= WHAT IS NEEDED =
Answer with one number only: the number of lines that contain "JSON".

=== PROVIDED ENTRIES ===

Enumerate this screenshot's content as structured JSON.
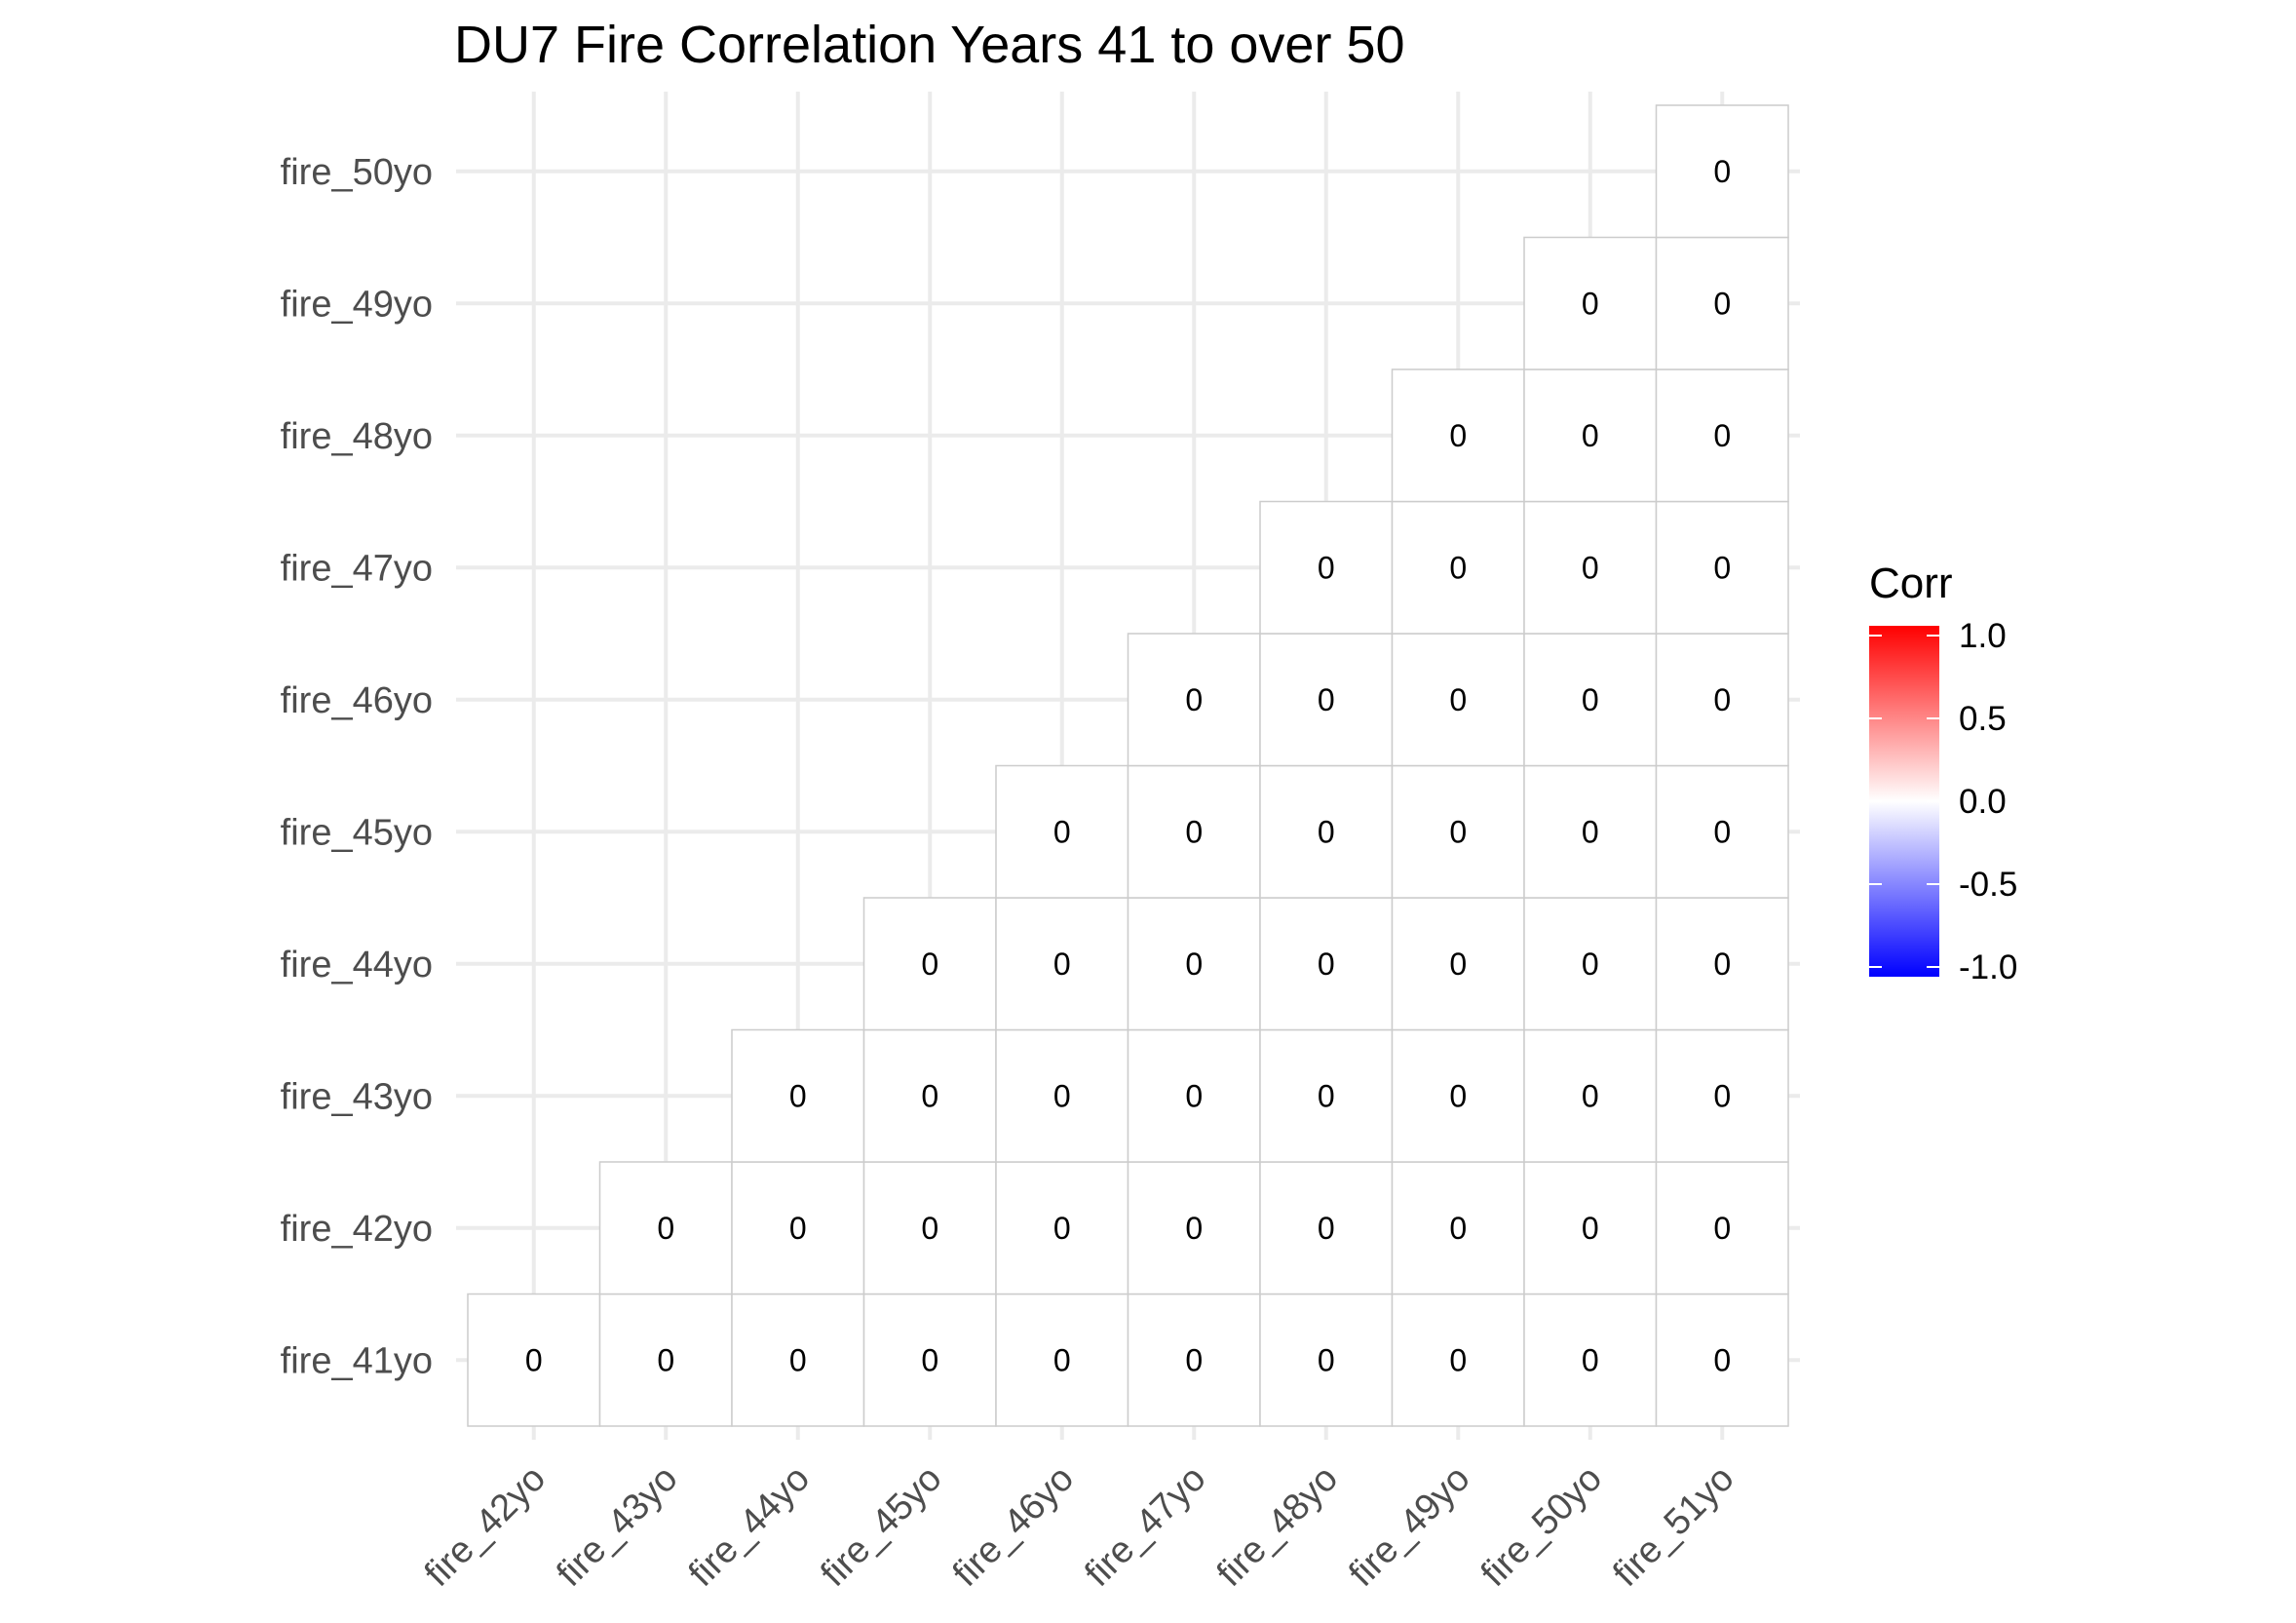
{
  "chart_data": {
    "type": "heatmap",
    "title": "DU7 Fire Correlation Years 41 to over 50",
    "x_categories": [
      "fire_42yo",
      "fire_43yo",
      "fire_44yo",
      "fire_45yo",
      "fire_46yo",
      "fire_47yo",
      "fire_48yo",
      "fire_49yo",
      "fire_50yo",
      "fire_51yo"
    ],
    "y_categories": [
      "fire_41yo",
      "fire_42yo",
      "fire_43yo",
      "fire_44yo",
      "fire_45yo",
      "fire_46yo",
      "fire_47yo",
      "fire_48yo",
      "fire_49yo",
      "fire_50yo"
    ],
    "matrix": [
      [
        0,
        0,
        0,
        0,
        0,
        0,
        0,
        0,
        0,
        0
      ],
      [
        null,
        0,
        0,
        0,
        0,
        0,
        0,
        0,
        0,
        0
      ],
      [
        null,
        null,
        0,
        0,
        0,
        0,
        0,
        0,
        0,
        0
      ],
      [
        null,
        null,
        null,
        0,
        0,
        0,
        0,
        0,
        0,
        0
      ],
      [
        null,
        null,
        null,
        null,
        0,
        0,
        0,
        0,
        0,
        0
      ],
      [
        null,
        null,
        null,
        null,
        null,
        0,
        0,
        0,
        0,
        0
      ],
      [
        null,
        null,
        null,
        null,
        null,
        null,
        0,
        0,
        0,
        0
      ],
      [
        null,
        null,
        null,
        null,
        null,
        null,
        null,
        0,
        0,
        0
      ],
      [
        null,
        null,
        null,
        null,
        null,
        null,
        null,
        null,
        0,
        0
      ],
      [
        null,
        null,
        null,
        null,
        null,
        null,
        null,
        null,
        null,
        0
      ]
    ],
    "legend": {
      "title": "Corr",
      "range": [
        -1,
        1
      ],
      "ticks": [
        1.0,
        0.5,
        0.0,
        -0.5,
        -1.0
      ],
      "tick_labels": [
        "1.0",
        "0.5",
        "0.0",
        "-0.5",
        "-1.0"
      ],
      "colors": {
        "low": "#0000ff",
        "mid": "#ffffff",
        "high": "#ff0000"
      },
      "placement": "right"
    },
    "grid": true
  }
}
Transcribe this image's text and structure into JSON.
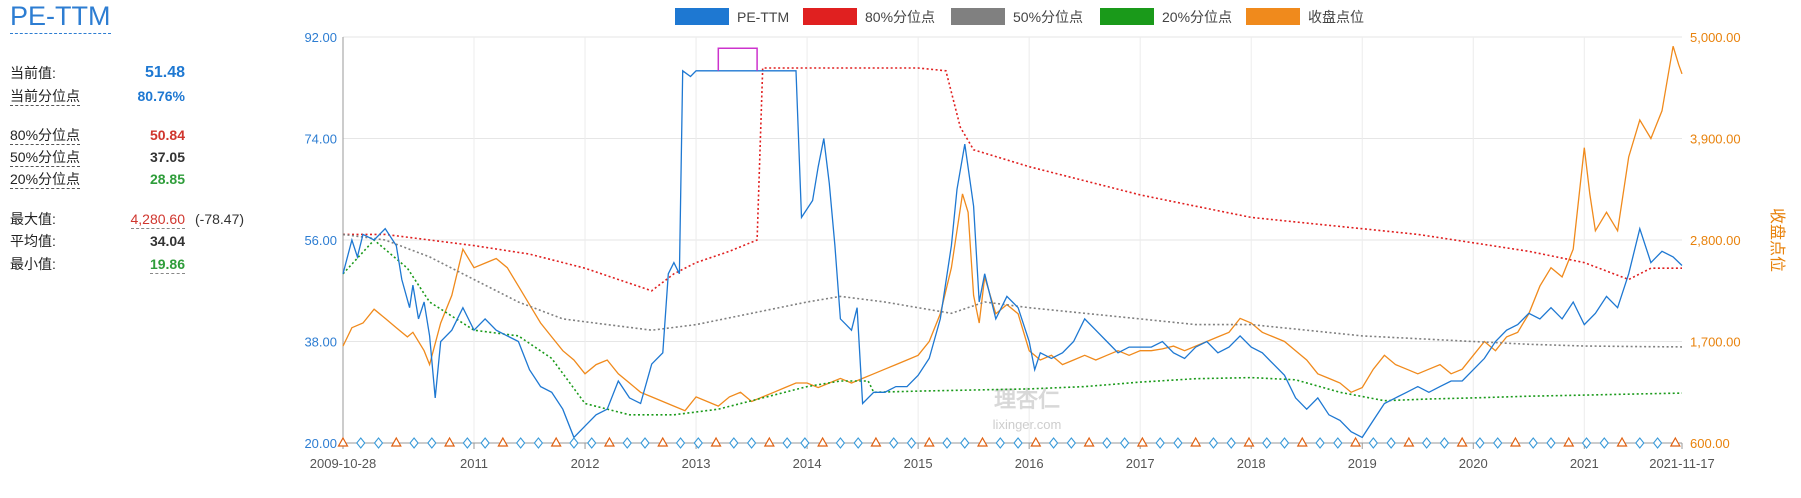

===

= WRITTEN RESPONSE =
2